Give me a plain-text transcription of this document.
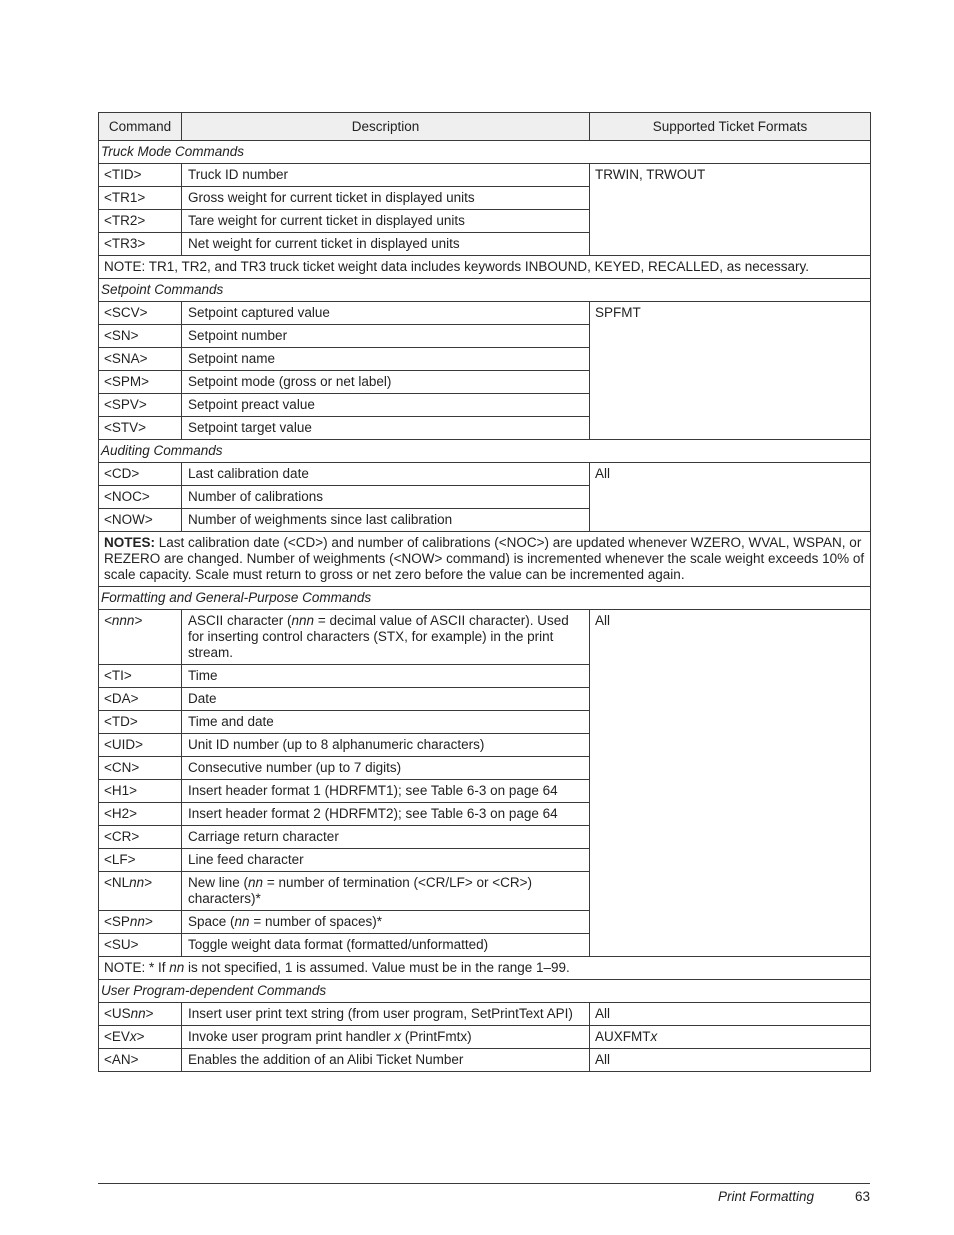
Command	Description	Supported Ticket Formats
Truck Mode Commands		
<TID>	Truck ID number	TRWIN, TRWOUT
<TR1>	Gross weight for current ticket in displayed units	
<TR2>	Tare weight for current ticket in displayed units	
<TR3>	Net weight for current ticket in displayed units	
NOTE: TR1, TR2, and TR3 truck ticket weight data includes keywords INBOUND, KEYED, RECALLED, as necessary.		
Setpoint Commands		
<SCV>	Setpoint captured value	SPFMT
<SN>	Setpoint number	
<SNA>	Setpoint name	
<SPM>	Setpoint mode (gross or net label)	
<SPV>	Setpoint preact value	
<STV>	Setpoint target value	
Auditing Commands		
<CD>	Last calibration date	All
<NOC>	Number of calibrations	
<NOW>	Number of weighments since last calibration	
NOTES: Last calibration date (<CD>) and number of calibrations (<NOC>) are updated whenever WZERO, WVAL, WSPAN, or REZERO are changed. Number of weighments (<NOW> command) is incremented whenever the scale weight exceeds 10% of scale capacity. Scale must return to gross or net zero before the value can be incremented again.		
Formatting and General-Purpose Commands		
<nnn>	ASCII character (nnn = decimal value of ASCII character). Used for inserting control characters (STX, for example) in the print stream.	All
<TI>	Time	
<DA>	Date	
<TD>	Time and date	
<UID>	Unit ID number (up to 8 alphanumeric characters)	
<CN>	Consecutive number (up to 7 digits)	
<H1>	Insert header format 1 (HDRFMT1); see Table 6-3 on page 64	
<H2>	Insert header format 2 (HDRFMT2); see Table 6-3 on page 64	
<CR>	Carriage return character	
<LF>	Line feed character	
<NLnn>	New line (nn = number of termination (<CR/LF> or <CR>) characters)*	
<SPnn>	Space (nn = number of spaces)*	
<SU>	Toggle weight data format (formatted/unformatted)	
NOTE: * If nn is not specified, 1 is assumed. Value must be in the range 1–99.		
User Program-dependent Commands		
<USnn>	Insert user print text string (from user program, SetPrintText API)	All
<EVx>	Invoke user program print handler x (PrintFmtx)	AUXFMTx
<AN>	Enables the addition of an Alibi Ticket Number	All
Print Formatting	63
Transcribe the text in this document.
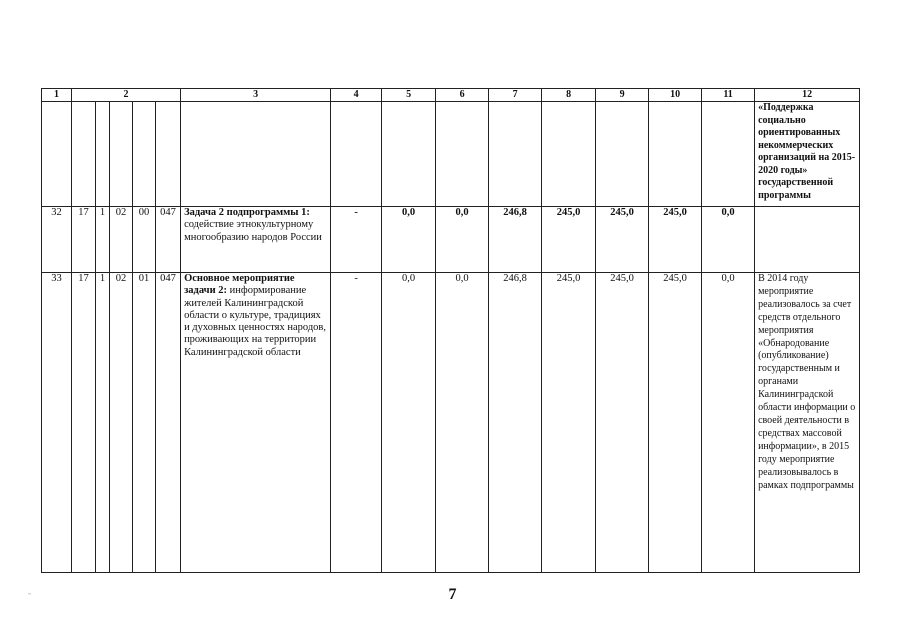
1	2					3	4	5	6	7	8	9	10	11	12
															«Поддержка социально ориентированных некоммерческих организаций на 2015-2020 годы» государственной программы
32	17	1	02	00	047	Задача 2 подпрограммы 1: содействие этнокультурному многообразию народов России	-	0,0	0,0	246,8	245,0	245,0	245,0	0,0	
33	17	1	02	01	047	Основное мероприятие задачи 2: информирование жителей Калининградской области о культуре, традициях и духовных ценностях народов, проживающих на территории Калининградской области	-	0,0	0,0	246,8	245,0	245,0	245,0	0,0	В 2014 году мероприятие реализовалось за счет средств отдельного мероприятия «Обнародование (опубликование) государственным и органами Калининградской области информации о своей деятельности в средствах массовой информации», в 2015 году мероприятие реализовывалось в рамках подпрограммы
~	7
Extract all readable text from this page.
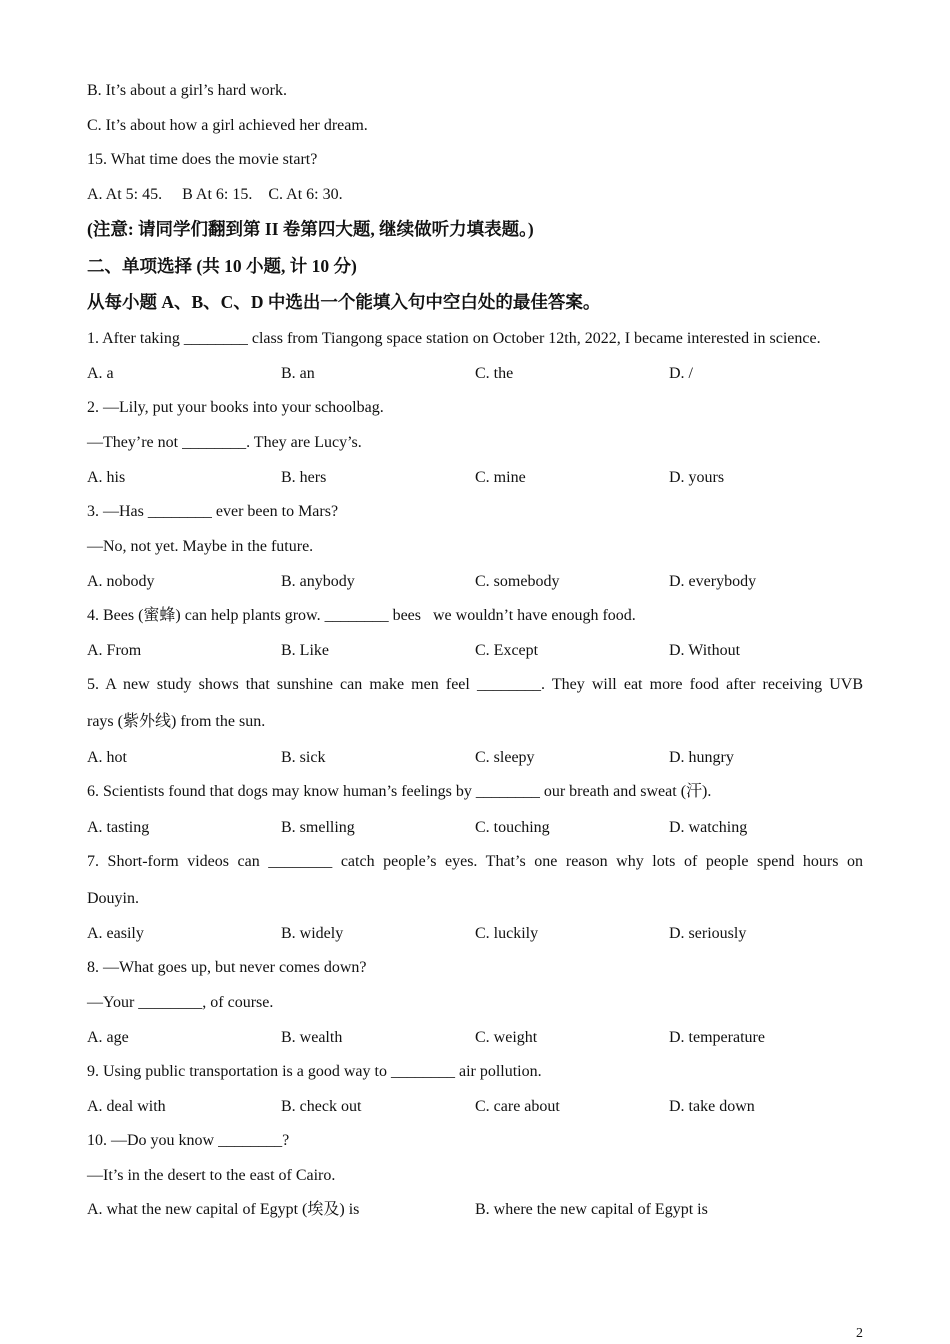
B. It’s about a girl’s hard work.
C. It’s about how a girl achieved her dream.
15. What time does the movie start?
A. At 5: 45.     B At 6: 15.    C. At 6: 30.
(注意: 请同学们翻到第 II 卷第四大题, 继续做听力填表题。)
二、单项选择 (共 10 小题, 计 10 分)
从每小题 A、B、C、D 中选出一个能填入句中空白处的最佳答案。
1. After taking ________ class from Tiangong space station on October 12th, 2022, I became interested in science.
A. a	B. an	C. the	D. /
2. —Lily, put your books into your schoolbag.
—They’re not ________. They are Lucy’s.
A. his	B. hers	C. mine	D. yours
3. —Has ________ ever been to Mars?
—No, not yet. Maybe in the future.
A. nobody	B. anybody	C. somebody	D. everybody
4. Bees (蜜蜂) can help plants grow. ________ bees   we wouldn’t have enough food.
A. From	B. Like	C. Except	D. Without
5. A new study shows that sunshine can make men feel ________. They will eat more food after receiving UVB
rays (紫外线) from the sun.
A. hot	B. sick	C. sleepy	D. hungry
6. Scientists found that dogs may know human’s feelings by ________ our breath and sweat (汗).
A. tasting	B. smelling	C. touching	D. watching
7. Short-form videos can ________ catch people’s eyes. That’s one reason why lots of people spend hours on
Douyin.
A. easily	B. widely	C. luckily	D. seriously
8. —What goes up, but never comes down?
—Your ________, of course.
A. age	B. wealth	C. weight	D. temperature
9. Using public transportation is a good way to ________ air pollution.
A. deal with	B. check out	C. care about	D. take down
10. —Do you know ________?
—It’s in the desert to the east of Cairo.
A. what the new capital of Egypt (埃及) is	B. where the new capital of Egypt is
2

→ **Your instructions**: Copy out every line of the listing that contains the string "characters".

→ **Answer to the problem**:
<nnn>	ASCII character (nnn = decimal value of ASCII character). Used for inserting control characters (STX, for example) in the print stream.	All
<UID>	Unit ID number (up to 8 alphanumeric characters)	
<NLnn>	New line (nn = number of termination (<CR/LF> or <CR>) characters)*	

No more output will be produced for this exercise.